▶ [What to produce] Return every line of the material below unchanged, character for character.

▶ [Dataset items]
'''
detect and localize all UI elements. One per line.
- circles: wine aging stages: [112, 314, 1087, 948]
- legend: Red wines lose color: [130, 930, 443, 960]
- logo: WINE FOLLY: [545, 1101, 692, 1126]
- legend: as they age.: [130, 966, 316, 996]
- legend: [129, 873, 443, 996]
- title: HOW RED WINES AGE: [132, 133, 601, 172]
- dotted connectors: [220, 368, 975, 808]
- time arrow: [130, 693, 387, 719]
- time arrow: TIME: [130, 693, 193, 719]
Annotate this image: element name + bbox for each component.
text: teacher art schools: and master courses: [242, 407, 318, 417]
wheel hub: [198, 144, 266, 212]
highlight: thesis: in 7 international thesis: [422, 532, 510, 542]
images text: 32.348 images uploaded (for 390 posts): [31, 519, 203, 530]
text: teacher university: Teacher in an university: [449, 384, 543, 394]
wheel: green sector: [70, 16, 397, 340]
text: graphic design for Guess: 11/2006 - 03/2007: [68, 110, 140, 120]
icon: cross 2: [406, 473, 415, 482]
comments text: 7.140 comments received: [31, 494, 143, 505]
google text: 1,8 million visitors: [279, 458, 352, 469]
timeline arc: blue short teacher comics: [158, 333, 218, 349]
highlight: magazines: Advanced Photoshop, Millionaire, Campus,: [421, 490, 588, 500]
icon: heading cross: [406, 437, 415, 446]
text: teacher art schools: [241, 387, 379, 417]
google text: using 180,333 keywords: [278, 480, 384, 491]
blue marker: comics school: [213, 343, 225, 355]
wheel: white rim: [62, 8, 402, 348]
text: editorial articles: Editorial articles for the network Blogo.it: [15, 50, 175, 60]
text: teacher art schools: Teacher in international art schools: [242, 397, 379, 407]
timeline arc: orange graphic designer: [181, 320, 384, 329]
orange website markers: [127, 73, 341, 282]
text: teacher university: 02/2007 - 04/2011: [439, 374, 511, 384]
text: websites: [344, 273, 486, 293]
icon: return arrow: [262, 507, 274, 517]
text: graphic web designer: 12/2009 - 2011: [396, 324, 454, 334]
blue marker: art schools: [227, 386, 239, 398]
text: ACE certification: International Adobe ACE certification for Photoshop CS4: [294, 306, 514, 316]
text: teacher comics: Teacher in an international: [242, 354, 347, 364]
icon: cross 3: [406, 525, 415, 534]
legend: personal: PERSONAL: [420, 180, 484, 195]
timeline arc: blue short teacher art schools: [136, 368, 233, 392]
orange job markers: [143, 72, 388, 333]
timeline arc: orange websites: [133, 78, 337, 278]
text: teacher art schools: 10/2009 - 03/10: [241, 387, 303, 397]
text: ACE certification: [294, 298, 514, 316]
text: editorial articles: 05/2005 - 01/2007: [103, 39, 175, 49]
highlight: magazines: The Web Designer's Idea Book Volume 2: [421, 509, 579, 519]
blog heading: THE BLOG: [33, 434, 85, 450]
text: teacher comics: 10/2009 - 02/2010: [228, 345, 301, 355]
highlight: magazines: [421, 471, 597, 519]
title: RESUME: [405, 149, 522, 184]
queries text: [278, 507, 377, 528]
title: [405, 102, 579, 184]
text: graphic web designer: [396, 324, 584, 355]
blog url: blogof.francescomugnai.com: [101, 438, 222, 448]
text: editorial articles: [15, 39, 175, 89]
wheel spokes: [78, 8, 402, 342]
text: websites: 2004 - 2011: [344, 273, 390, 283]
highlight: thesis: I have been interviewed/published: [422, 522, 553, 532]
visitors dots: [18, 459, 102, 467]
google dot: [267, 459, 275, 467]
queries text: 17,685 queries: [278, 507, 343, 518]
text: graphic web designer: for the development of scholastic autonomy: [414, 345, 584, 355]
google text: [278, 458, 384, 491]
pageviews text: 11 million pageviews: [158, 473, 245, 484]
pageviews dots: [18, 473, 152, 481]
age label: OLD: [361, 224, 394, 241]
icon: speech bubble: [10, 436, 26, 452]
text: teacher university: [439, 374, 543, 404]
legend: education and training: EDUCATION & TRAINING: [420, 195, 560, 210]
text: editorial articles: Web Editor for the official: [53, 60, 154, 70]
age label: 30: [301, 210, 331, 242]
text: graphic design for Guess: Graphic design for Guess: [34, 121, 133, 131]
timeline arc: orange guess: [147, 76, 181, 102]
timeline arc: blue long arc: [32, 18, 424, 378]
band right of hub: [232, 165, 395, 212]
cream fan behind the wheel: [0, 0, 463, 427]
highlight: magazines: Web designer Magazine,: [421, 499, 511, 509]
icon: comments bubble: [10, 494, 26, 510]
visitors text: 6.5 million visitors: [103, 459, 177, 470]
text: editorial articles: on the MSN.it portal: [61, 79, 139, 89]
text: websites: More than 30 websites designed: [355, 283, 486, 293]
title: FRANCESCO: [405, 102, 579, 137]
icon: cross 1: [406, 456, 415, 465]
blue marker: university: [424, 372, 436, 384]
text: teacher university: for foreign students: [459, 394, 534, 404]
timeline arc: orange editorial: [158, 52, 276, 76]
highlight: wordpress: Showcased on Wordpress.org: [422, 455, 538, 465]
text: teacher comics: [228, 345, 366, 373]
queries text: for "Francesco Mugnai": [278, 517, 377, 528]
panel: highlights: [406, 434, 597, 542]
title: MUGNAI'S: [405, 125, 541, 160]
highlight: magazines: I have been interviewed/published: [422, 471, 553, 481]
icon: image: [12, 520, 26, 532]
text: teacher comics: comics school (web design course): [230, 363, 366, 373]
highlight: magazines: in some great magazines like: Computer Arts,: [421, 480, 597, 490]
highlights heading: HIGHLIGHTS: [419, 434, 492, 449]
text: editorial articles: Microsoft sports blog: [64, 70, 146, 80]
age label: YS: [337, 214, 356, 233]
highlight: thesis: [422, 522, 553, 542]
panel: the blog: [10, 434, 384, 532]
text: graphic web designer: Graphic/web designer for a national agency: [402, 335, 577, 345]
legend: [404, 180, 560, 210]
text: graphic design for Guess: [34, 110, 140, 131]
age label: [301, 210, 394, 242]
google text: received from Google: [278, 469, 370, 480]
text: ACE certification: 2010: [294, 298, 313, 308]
'''
▶ [The response]
detect and localize all UI elements. One per line.
- circles: wine aging stages: [112, 314, 1087, 948]
- legend: Red wines lose color: [130, 930, 443, 960]
- logo: WINE FOLLY: [545, 1101, 692, 1126]
- legend: as they age.: [130, 966, 316, 996]
- legend: [129, 873, 443, 996]
- title: HOW RED WINES AGE: [132, 133, 601, 172]
- dotted connectors: [220, 368, 975, 808]
- time arrow: [130, 693, 387, 719]
- time arrow: TIME: [130, 693, 193, 719]
Annotate this image: element name + bbox for each component.
text: teacher art schools: and master courses: [242, 407, 318, 417]
wheel hub: [198, 144, 266, 212]
highlight: thesis: in 7 international thesis: [422, 532, 510, 542]
images text: 32.348 images uploaded (for 390 posts): [31, 519, 203, 530]
text: teacher university: Teacher in an university: [449, 384, 543, 394]
wheel: green sector: [70, 16, 397, 340]
text: graphic design for Guess: 11/2006 - 03/2007: [68, 110, 140, 120]
icon: cross 2: [406, 473, 415, 482]
comments text: 7.140 comments received: [31, 494, 143, 505]
google text: 1,8 million visitors: [279, 458, 352, 469]
timeline arc: blue short teacher comics: [158, 333, 218, 349]
highlight: magazines: Advanced Photoshop, Millionaire, Campus,: [421, 490, 588, 500]
icon: heading cross: [406, 437, 415, 446]
text: teacher art schools: [241, 387, 379, 417]
google text: using 180,333 keywords: [278, 480, 384, 491]
blue marker: comics school: [213, 343, 225, 355]
wheel: white rim: [62, 8, 402, 348]
text: editorial articles: Editorial articles for the network Blogo.it: [15, 50, 175, 60]
text: teacher art schools: Teacher in international art schools: [242, 397, 379, 407]
timeline arc: orange graphic designer: [181, 320, 384, 329]
orange website markers: [127, 73, 341, 282]
text: teacher university: 02/2007 - 04/2011: [439, 374, 511, 384]
text: websites: [344, 273, 486, 293]
icon: return arrow: [262, 507, 274, 517]
text: graphic web designer: 12/2009 - 2011: [396, 324, 454, 334]
blue marker: art schools: [227, 386, 239, 398]
text: ACE certification: International Adobe ACE certification for Photoshop CS4: [294, 306, 514, 316]
text: teacher comics: Teacher in an international: [242, 354, 347, 364]
icon: cross 3: [406, 525, 415, 534]
legend: personal: PERSONAL: [420, 180, 484, 195]
timeline arc: blue short teacher art schools: [136, 368, 233, 392]
orange job markers: [143, 72, 388, 333]
timeline arc: orange websites: [133, 78, 337, 278]
text: teacher art schools: 10/2009 - 03/10: [241, 387, 303, 397]
text: ACE certification: [294, 298, 514, 316]
text: editorial articles: 05/2005 - 01/2007: [103, 39, 175, 49]
highlight: magazines: The Web Designer's Idea Book Volume 2: [421, 509, 579, 519]
blog heading: THE BLOG: [33, 434, 85, 450]
text: teacher comics: 10/2009 - 02/2010: [228, 345, 301, 355]
highlight: magazines: [421, 471, 597, 519]
title: RESUME: [405, 149, 522, 184]
queries text: [278, 507, 377, 528]
title: [405, 102, 579, 184]
text: graphic web designer: [396, 324, 584, 355]
blog url: blogof.francescomugnai.com: [101, 438, 222, 448]
text: editorial articles: [15, 39, 175, 89]
wheel spokes: [78, 8, 402, 342]
text: websites: 2004 - 2011: [344, 273, 390, 283]
highlight: thesis: I have been interviewed/published: [422, 522, 553, 532]
visitors dots: [18, 459, 102, 467]
google dot: [267, 459, 275, 467]
queries text: 17,685 queries: [278, 507, 343, 518]
text: graphic web designer: for the development of scholastic autonomy: [414, 345, 584, 355]
google text: [278, 458, 384, 491]
pageviews text: 11 million pageviews: [158, 473, 245, 484]
pageviews dots: [18, 473, 152, 481]
age label: OLD: [361, 224, 394, 241]
icon: speech bubble: [10, 436, 26, 452]
text: teacher university: [439, 374, 543, 404]
legend: education and training: EDUCATION & TRAINING: [420, 195, 560, 210]
text: editorial articles: Web Editor for the official: [53, 60, 154, 70]
age label: 30: [301, 210, 331, 242]
text: graphic design for Guess: Graphic design for Guess: [34, 121, 133, 131]
timeline arc: orange guess: [147, 76, 181, 102]
timeline arc: blue long arc: [32, 18, 424, 378]
band right of hub: [232, 165, 395, 212]
cream fan behind the wheel: [0, 0, 463, 427]
highlight: magazines: Web designer Magazine,: [421, 499, 511, 509]
icon: comments bubble: [10, 494, 26, 510]
visitors text: 6.5 million visitors: [103, 459, 177, 470]
text: editorial articles: on the MSN.it portal: [61, 79, 139, 89]
text: websites: More than 30 websites designed: [355, 283, 486, 293]
title: FRANCESCO: [405, 102, 579, 137]
icon: cross 1: [406, 456, 415, 465]
blue marker: university: [424, 372, 436, 384]
text: teacher university: for foreign students: [459, 394, 534, 404]
timeline arc: orange editorial: [158, 52, 276, 76]
highlight: wordpress: Showcased on Wordpress.org: [422, 455, 538, 465]
text: teacher comics: [228, 345, 366, 373]
queries text: for "Francesco Mugnai": [278, 517, 377, 528]
panel: highlights: [406, 434, 597, 542]
title: MUGNAI'S: [405, 125, 541, 160]
highlight: magazines: I have been interviewed/published: [422, 471, 553, 481]
icon: image: [12, 520, 26, 532]
text: teacher comics: comics school (web design course): [230, 363, 366, 373]
highlight: magazines: in some great magazines like: Computer Arts,: [421, 480, 597, 490]
highlights heading: HIGHLIGHTS: [419, 434, 492, 449]
text: editorial articles: Microsoft sports blog: [64, 70, 146, 80]
age label: YS: [337, 214, 356, 233]
highlight: thesis: [422, 522, 553, 542]
panel: the blog: [10, 434, 384, 532]
text: graphic web designer: Graphic/web designer for a national agency: [402, 335, 577, 345]
legend: [404, 180, 560, 210]
text: graphic design for Guess: [34, 110, 140, 131]
age label: [301, 210, 394, 242]
google text: received from Google: [278, 469, 370, 480]
text: ACE certification: 2010: [294, 298, 313, 308]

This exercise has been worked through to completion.